## Begin Entries shown

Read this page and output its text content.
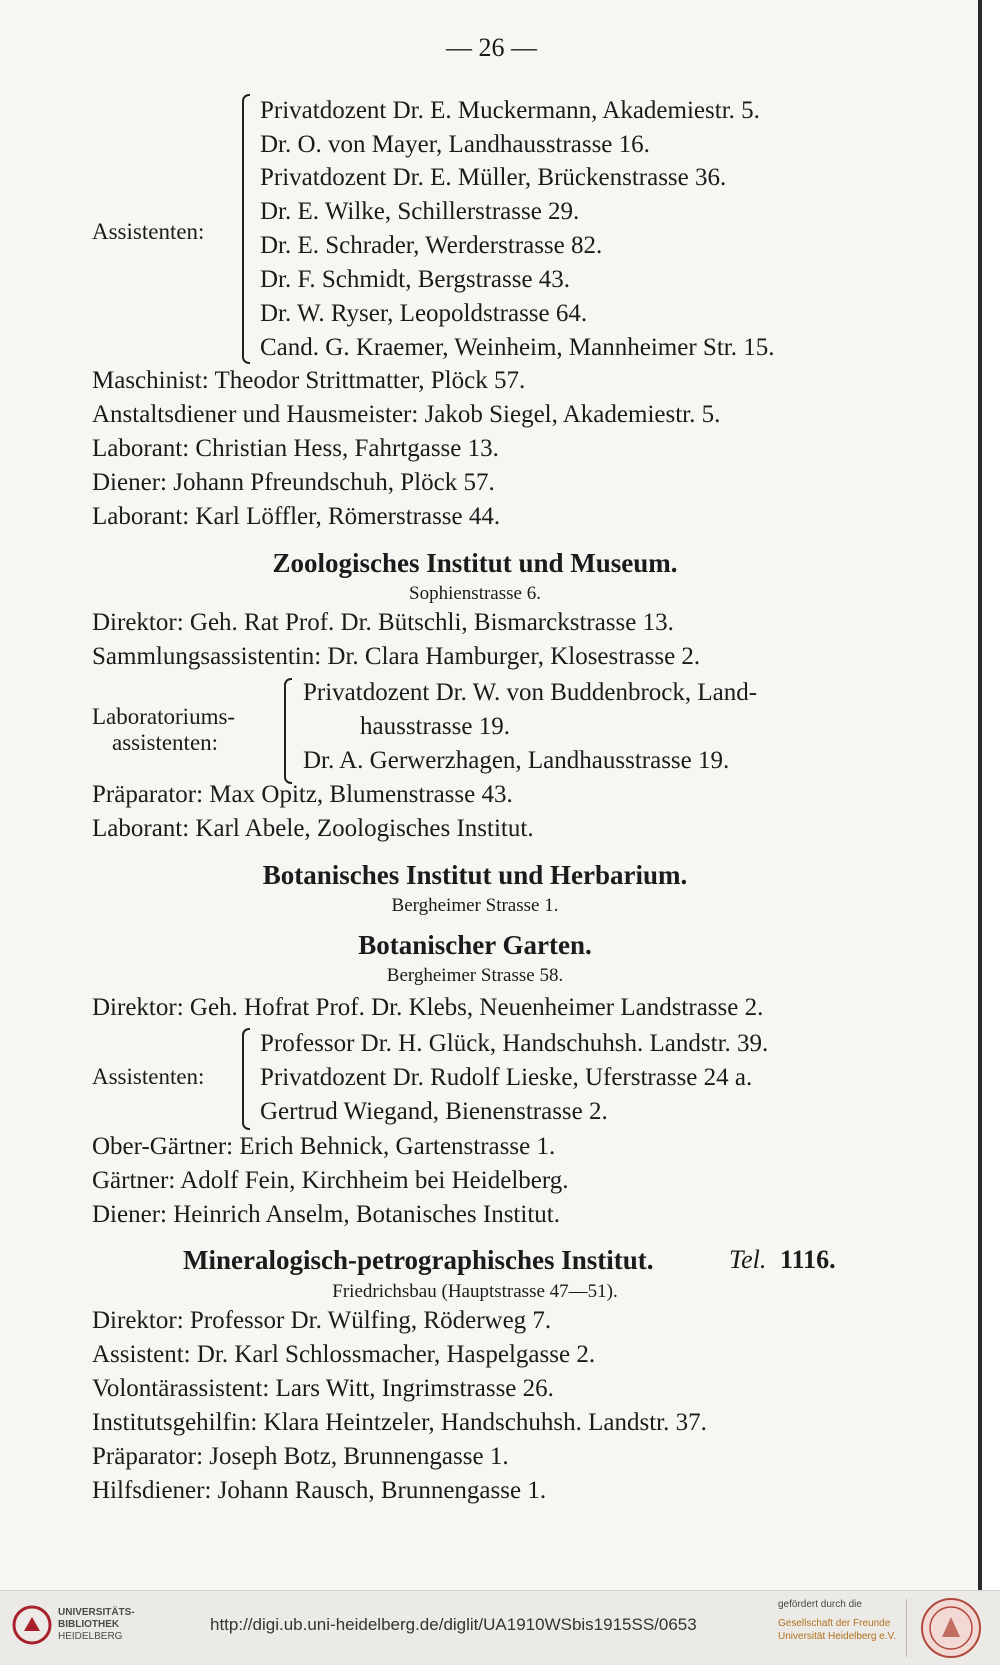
— 26 —
Assistenten:
Privatdozent Dr. E. Muckermann, Akademiestr. 5.
Dr. O. von Mayer, Landhausstrasse 16.
Privatdozent Dr. E. Müller, Brückenstrasse 36.
Dr. E. Wilke, Schillerstrasse 29.
Dr. E. Schrader, Werderstrasse 82.
Dr. F. Schmidt, Bergstrasse 43.
Dr. W. Ryser, Leopoldstrasse 64.
Cand. G. Kraemer, Weinheim, Mannheimer Str. 15.
Maschinist: Theodor Strittmatter, Plöck 57.
Anstaltsdiener und Hausmeister: Jakob Siegel, Akademiestr. 5.
Laborant: Christian Hess, Fahrtgasse 13.
Diener: Johann Pfreundschuh, Plöck 57.
Laborant: Karl Löffler, Römerstrasse 44.
Zoologisches Institut und Museum.
Sophienstrasse 6.
Direktor: Geh. Rat Prof. Dr. Bütschli, Bismarckstrasse 13.
Sammlungsassistentin: Dr. Clara Hamburger, Klosestrasse 2.
Laboratoriums-
assistenten:
Privatdozent Dr. W. von Buddenbrock, Land-
hausstrasse 19.
Dr. A. Gerwerzhagen, Landhausstrasse 19.
Präparator: Max Opitz, Blumenstrasse 43.
Laborant: Karl Abele, Zoologisches Institut.
Botanisches Institut und Herbarium.
Bergheimer Strasse 1.
Botanischer Garten.
Bergheimer Strasse 58.
Direktor: Geh. Hofrat Prof. Dr. Klebs, Neuenheimer Landstrasse 2.
Assistenten:
Professor Dr. H. Glück, Handschuhsh. Landstr. 39.
Privatdozent Dr. Rudolf Lieske, Uferstrasse 24 a.
Gertrud Wiegand, Bienenstrasse 2.
Ober-Gärtner: Erich Behnick, Gartenstrasse 1.
Gärtner: Adolf Fein, Kirchheim bei Heidelberg.
Diener: Heinrich Anselm, Botanisches Institut.
Mineralogisch-petrographisches Institut.	Tel. 1116.
Friedrichsbau (Hauptstrasse 47—51).
Direktor: Professor Dr. Wülfing, Röderweg 7.
Assistent: Dr. Karl Schlossmacher, Haspelgasse 2.
Volontärassistent: Lars Witt, Ingrimstrasse 26.
Institutsgehilfin: Klara Heintzeler, Handschuhsh. Landstr. 37.
Präparator: Joseph Botz, Brunnengasse 1.
Hilfsdiener: Johann Rausch, Brunnengasse 1.
UNIVERSITÄTS-
BIBLIOTHEK
HEIDELBERG
http://digi.ub.uni-heidelberg.de/diglit/UA1910WSbis1915SS/0653
gefördert durch die
Gesellschaft der Freunde
Universität Heidelberg e.V.
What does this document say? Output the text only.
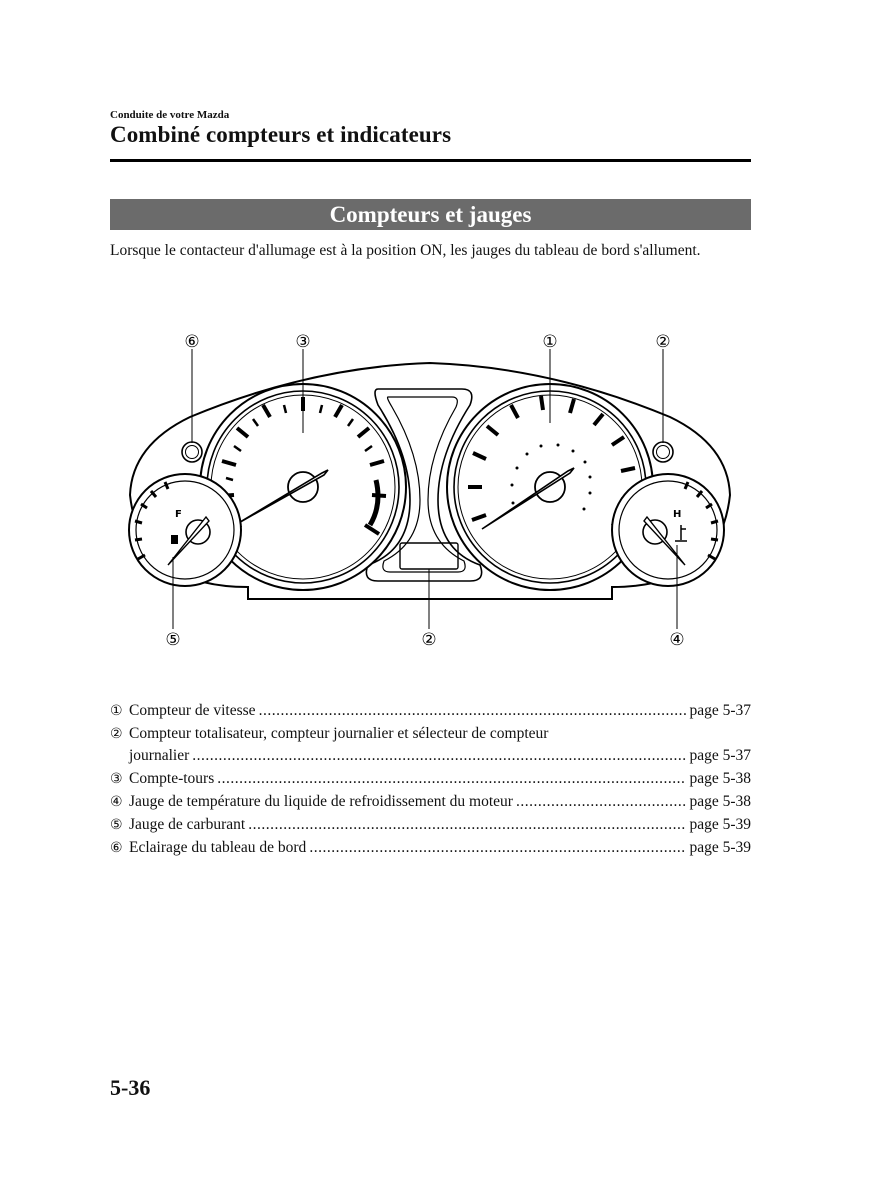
Conduite de votre Mazda
Combiné compteurs et indicateurs
Compteurs et jauges
Lorsque le contacteur d'allumage est à la position ON, les jauges du tableau de bord s'allument.
F	H
⑥	③	①	②
⑤	②	④
① Compteur de vitesse .....	page 5-37
② Compteur totalisateur, compteur journalier et sélecteur de compteur
journalier .....	page 5-37
③ Compte-tours .....	page 5-38
④ Jauge de température du liquide de refroidissement du moteur .....	page 5-38
⑤ Jauge de carburant .....	page 5-39
⑥ Eclairage du tableau de bord .....	page 5-39
5-36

## End Entries shown

Short problem.
Wherever a line in the data above holds "text", copy that line.

Answer to the problem.
Read this page and output its text content.
What does this document say? Output the text only.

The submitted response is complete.